━━━━━ Records provided ━━━━━

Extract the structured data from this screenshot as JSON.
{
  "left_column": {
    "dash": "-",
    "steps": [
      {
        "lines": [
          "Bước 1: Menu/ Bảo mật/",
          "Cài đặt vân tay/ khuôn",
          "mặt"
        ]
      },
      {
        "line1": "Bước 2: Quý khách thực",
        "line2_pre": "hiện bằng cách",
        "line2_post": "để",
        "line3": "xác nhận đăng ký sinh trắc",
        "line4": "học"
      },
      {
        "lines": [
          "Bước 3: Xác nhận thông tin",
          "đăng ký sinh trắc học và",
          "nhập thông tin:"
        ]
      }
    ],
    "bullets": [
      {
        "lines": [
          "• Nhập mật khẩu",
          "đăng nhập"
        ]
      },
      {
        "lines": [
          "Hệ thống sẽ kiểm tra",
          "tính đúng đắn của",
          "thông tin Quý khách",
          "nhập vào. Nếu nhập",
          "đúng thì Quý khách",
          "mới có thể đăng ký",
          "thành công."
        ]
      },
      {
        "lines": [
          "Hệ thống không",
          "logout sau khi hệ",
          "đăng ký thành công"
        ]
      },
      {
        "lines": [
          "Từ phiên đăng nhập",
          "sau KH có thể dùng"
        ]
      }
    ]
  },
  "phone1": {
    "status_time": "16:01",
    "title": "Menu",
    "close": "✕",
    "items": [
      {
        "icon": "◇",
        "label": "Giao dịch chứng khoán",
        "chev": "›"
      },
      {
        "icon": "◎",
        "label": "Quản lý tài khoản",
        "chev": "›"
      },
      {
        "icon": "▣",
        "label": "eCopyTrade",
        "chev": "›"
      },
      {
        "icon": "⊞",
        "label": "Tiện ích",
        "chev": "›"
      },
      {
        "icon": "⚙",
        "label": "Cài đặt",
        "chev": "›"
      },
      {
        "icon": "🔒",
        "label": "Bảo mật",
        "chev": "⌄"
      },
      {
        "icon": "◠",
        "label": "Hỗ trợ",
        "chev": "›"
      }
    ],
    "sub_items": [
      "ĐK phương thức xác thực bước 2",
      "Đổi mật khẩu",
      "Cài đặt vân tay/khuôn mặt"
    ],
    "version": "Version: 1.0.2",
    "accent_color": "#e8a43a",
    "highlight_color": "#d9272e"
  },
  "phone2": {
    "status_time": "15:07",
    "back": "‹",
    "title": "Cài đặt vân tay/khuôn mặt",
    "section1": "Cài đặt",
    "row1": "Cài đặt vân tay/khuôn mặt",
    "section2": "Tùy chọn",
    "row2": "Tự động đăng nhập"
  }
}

━━━━━

Your goal
List all lines above in which the string "khuôn" appears.

Expected output
          "Cài đặt vân tay/ khuôn",
      "Cài đặt vân tay/khuôn mặt"
    "title": "Cài đặt vân tay/khuôn mặt",
    "row1": "Cài đặt vân tay/khuôn mặt",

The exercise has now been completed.